Dataset excerpts —
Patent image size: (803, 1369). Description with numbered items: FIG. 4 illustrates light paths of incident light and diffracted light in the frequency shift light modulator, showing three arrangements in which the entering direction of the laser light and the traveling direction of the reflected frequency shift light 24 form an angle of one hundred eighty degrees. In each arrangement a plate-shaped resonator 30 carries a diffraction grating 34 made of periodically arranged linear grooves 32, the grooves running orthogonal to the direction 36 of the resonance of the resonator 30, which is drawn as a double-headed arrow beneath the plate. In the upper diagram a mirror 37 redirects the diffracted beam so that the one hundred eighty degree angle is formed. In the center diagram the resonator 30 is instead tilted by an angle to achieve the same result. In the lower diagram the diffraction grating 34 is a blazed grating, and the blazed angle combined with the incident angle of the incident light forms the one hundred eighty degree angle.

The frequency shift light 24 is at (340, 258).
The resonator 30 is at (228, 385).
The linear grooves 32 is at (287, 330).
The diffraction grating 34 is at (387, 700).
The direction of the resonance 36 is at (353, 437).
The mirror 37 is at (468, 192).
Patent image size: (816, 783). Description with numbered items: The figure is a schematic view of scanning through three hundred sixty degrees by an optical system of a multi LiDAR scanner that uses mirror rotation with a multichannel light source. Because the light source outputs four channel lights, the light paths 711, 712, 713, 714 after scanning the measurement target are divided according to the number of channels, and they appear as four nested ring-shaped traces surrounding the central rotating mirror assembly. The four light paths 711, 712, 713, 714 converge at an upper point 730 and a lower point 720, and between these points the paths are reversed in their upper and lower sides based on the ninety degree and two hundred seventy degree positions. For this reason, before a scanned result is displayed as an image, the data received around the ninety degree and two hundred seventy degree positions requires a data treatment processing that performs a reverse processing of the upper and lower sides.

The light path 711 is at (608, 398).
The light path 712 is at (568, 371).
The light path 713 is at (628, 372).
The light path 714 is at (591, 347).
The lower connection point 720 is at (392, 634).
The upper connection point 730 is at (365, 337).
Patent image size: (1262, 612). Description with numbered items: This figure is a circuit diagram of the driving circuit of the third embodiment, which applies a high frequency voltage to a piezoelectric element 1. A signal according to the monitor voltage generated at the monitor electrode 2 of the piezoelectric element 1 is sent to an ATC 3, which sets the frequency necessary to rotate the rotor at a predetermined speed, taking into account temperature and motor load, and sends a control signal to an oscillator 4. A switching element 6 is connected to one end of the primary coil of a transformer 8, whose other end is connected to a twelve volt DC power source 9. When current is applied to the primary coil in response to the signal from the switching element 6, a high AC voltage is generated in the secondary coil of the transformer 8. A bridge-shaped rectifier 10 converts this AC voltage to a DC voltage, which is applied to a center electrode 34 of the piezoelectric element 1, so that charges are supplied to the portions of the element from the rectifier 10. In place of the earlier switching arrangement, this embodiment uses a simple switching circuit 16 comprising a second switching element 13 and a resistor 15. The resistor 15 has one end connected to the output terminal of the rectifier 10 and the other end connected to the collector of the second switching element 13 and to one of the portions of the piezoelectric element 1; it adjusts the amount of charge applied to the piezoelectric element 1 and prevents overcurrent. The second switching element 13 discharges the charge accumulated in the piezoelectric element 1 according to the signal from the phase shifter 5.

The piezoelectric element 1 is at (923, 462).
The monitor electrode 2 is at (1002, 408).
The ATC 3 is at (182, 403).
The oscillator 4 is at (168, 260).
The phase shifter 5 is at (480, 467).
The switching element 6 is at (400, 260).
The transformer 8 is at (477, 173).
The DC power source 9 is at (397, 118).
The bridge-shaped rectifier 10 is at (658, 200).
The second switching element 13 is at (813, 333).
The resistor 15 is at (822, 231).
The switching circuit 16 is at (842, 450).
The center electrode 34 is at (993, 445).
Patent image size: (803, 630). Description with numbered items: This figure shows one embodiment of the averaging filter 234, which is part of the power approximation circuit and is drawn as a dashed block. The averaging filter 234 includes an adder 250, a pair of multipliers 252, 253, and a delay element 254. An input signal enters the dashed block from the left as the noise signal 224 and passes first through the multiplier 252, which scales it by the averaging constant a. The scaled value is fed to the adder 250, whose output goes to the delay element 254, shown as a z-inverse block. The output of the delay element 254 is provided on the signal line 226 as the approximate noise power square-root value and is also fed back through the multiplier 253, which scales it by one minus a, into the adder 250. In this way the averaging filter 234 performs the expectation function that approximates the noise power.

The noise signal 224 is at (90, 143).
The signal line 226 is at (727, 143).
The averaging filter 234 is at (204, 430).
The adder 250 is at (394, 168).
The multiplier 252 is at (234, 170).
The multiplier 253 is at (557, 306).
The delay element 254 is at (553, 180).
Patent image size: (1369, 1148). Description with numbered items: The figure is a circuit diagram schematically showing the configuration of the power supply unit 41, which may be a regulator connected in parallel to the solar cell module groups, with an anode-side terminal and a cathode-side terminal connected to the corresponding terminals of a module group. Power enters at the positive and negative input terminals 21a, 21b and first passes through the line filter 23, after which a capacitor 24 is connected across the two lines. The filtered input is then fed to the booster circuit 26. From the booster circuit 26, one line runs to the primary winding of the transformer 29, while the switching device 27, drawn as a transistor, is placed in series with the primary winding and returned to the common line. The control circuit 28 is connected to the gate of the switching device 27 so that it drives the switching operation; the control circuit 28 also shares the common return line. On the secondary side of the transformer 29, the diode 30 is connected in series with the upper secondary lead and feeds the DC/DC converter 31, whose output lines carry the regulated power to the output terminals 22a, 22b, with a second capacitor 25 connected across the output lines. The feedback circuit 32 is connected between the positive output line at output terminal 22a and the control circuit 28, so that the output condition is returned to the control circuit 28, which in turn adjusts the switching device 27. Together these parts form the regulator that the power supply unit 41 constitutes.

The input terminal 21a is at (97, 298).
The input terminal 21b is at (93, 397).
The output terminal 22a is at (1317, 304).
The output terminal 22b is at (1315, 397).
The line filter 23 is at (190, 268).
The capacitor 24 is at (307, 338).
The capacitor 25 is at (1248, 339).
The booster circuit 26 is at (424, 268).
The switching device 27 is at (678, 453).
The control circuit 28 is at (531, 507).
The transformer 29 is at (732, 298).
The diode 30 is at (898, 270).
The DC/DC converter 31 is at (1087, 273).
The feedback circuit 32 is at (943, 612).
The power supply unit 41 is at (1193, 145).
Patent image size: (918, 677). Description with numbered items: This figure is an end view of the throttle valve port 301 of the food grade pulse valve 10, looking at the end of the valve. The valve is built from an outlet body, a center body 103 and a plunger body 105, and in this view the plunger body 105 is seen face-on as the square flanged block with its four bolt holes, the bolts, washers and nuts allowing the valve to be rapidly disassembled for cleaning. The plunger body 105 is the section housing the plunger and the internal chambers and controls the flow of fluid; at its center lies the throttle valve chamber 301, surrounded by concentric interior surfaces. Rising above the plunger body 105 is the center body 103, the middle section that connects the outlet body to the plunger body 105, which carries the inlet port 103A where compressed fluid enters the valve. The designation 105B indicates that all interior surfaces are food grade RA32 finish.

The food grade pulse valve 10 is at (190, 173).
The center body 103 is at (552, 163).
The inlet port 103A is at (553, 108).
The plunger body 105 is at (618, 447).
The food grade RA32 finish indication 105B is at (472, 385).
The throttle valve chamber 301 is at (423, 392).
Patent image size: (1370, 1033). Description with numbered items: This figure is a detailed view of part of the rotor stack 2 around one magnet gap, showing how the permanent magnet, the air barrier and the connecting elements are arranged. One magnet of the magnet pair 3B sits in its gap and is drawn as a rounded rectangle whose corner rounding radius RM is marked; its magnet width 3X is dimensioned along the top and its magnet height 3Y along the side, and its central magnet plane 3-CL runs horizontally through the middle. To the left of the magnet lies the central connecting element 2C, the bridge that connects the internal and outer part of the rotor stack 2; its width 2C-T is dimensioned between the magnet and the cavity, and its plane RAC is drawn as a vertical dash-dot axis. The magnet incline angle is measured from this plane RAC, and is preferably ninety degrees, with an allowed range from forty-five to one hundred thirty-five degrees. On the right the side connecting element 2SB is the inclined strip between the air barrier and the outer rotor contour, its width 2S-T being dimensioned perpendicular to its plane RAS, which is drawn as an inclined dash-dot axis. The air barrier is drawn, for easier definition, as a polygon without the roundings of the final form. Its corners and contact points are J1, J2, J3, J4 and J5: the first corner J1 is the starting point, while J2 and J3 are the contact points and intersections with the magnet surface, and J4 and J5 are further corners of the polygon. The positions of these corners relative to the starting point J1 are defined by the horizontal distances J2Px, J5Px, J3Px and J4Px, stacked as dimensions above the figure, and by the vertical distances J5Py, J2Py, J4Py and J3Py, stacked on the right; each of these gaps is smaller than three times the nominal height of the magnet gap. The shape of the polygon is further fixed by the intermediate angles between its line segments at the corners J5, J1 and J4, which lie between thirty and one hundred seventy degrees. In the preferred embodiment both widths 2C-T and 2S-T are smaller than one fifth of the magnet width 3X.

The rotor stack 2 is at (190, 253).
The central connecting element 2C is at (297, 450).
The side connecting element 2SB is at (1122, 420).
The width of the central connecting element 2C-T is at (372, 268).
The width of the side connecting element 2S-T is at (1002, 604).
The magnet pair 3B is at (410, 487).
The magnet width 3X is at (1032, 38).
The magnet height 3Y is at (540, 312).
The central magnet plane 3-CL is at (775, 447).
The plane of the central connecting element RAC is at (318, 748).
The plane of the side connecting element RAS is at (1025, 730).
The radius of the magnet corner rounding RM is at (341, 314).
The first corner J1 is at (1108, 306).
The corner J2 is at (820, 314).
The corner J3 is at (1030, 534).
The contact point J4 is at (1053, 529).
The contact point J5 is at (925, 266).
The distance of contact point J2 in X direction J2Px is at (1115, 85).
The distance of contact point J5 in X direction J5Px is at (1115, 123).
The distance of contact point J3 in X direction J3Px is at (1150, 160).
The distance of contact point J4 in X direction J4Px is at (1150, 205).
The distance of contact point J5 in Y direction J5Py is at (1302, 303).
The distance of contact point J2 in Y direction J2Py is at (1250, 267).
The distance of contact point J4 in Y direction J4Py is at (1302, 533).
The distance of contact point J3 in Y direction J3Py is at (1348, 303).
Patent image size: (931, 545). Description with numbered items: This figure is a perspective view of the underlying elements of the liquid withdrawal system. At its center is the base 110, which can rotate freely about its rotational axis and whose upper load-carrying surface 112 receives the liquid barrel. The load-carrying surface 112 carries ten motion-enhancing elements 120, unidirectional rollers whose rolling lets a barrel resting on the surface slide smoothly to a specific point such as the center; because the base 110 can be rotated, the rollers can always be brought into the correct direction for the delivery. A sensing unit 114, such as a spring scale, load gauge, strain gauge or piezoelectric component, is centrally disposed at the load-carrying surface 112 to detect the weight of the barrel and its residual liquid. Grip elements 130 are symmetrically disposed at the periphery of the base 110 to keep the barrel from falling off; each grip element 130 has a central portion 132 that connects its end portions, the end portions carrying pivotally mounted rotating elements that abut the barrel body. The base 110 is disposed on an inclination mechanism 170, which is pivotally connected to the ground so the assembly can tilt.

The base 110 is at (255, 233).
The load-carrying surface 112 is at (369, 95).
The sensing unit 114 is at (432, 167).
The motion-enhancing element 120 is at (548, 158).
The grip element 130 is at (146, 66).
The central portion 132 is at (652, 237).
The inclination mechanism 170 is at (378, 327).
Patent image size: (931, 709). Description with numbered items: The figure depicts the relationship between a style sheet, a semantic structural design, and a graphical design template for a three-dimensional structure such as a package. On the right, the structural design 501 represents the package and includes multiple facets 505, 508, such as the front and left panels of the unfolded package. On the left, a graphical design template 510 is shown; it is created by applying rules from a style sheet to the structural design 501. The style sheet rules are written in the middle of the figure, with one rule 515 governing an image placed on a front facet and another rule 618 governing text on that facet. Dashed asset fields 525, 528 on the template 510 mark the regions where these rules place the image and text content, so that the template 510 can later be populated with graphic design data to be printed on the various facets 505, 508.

PROBLEM TO WORK ON —
Format everything from the start of the rows down to the line containing "The mirror 37 is at (468, 192)." as a Markdown table with the columns "No." and "Line", numbering each line and omitting blank lines.

REPLY TO THE TASK —
| No. | Line |
|---|---|
| 1 | Patent image size: (803, 1369). Description with numbered items: FIG. 4 illustrates light paths of incident light and diffracted light in the frequency shift light modulator, showing three arrangements in which the entering direction of the laser light and the traveling direction of the reflected frequency shift light 24 form an angle of one hundred eighty degrees. In each arrangement a plate-shaped resonator 30 carries a diffraction grating 34 made of periodically arranged linear grooves 32, the grooves running orthogonal to the direction 36 of the resonance of the resonator 30, which is drawn as a double-headed arrow beneath the plate. In the upper diagram a mirror 37 redirects the diffracted beam so that the one hundred eighty degree angle is formed. In the center diagram the resonator 30 is instead tilted by an angle to achieve the same result. In the lower diagram the diffraction grating 34 is a blazed grating, and the blazed angle combined with the incident angle of the incident light forms the one hundred eighty degree angle. |
| 2 | The frequency shift light 24 is at (340, 258). |
| 3 | The resonator 30 is at (228, 385). |
| 4 | The linear grooves 32 is at (287, 330). |
| 5 | The diffraction grating 34 is at (387, 700). |
| 6 | The direction of the resonance 36 is at (353, 437). |
| 7 | The mirror 37 is at (468, 192). |